BEGIN DATA LINES

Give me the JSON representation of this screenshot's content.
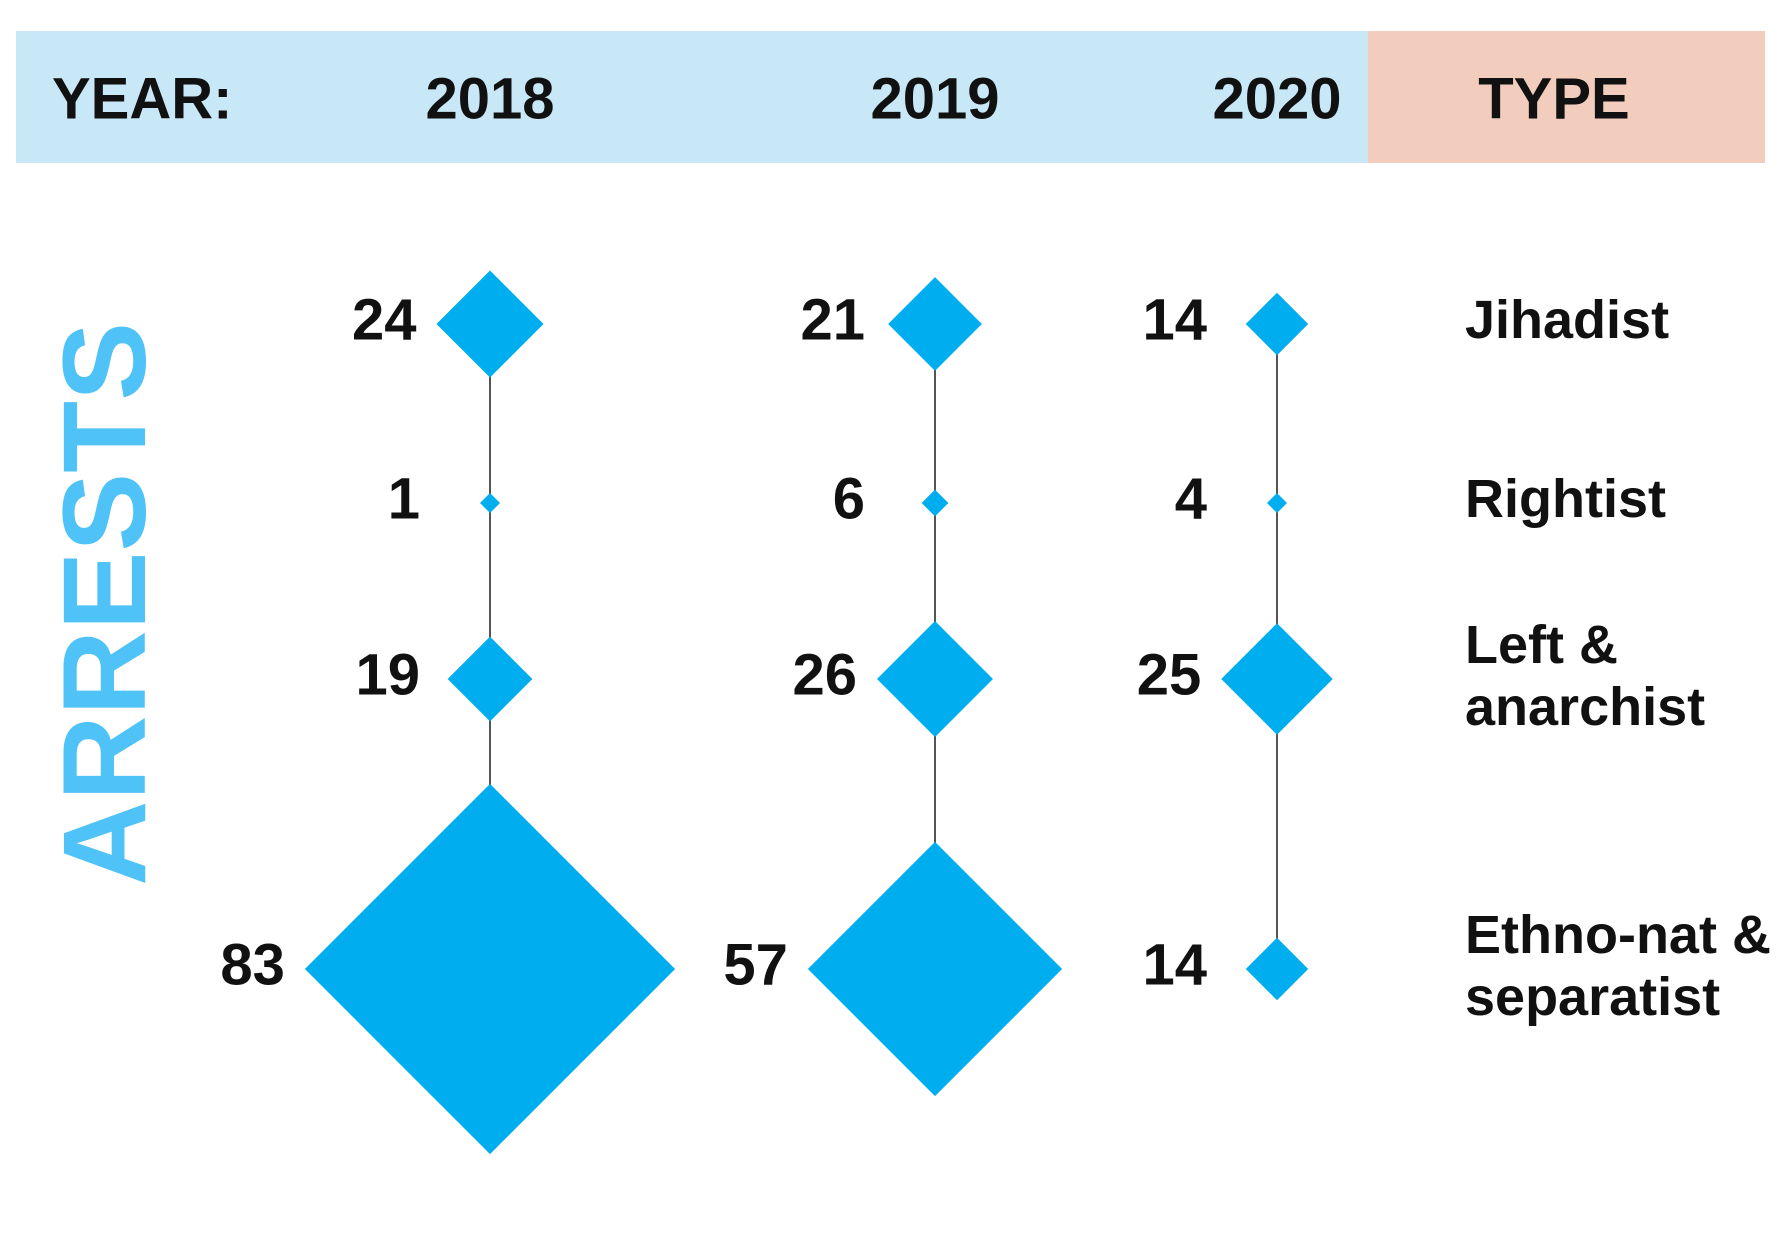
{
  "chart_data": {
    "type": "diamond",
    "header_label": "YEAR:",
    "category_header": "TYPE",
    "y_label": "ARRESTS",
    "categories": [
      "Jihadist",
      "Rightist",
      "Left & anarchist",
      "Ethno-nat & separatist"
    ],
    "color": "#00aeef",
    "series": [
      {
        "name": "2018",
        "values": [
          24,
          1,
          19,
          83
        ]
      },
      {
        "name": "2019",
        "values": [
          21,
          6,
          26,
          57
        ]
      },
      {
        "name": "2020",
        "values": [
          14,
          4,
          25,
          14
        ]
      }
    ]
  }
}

END DATA LINES

**PROBLEM DESCRIPTION**. Retype all the records shown above, character for character. Omit every picture.

**SOLVED PROBLEM**.
Give me the JSON representation of this screenshot's content.
{
  "chart_data": {
    "type": "diamond",
    "header_label": "YEAR:",
    "category_header": "TYPE",
    "y_label": "ARRESTS",
    "categories": [
      "Jihadist",
      "Rightist",
      "Left & anarchist",
      "Ethno-nat & separatist"
    ],
    "color": "#00aeef",
    "series": [
      {
        "name": "2018",
        "values": [
          24,
          1,
          19,
          83
        ]
      },
      {
        "name": "2019",
        "values": [
          21,
          6,
          26,
          57
        ]
      },
      {
        "name": "2020",
        "values": [
          14,
          4,
          25,
          14
        ]
      }
    ]
  }
}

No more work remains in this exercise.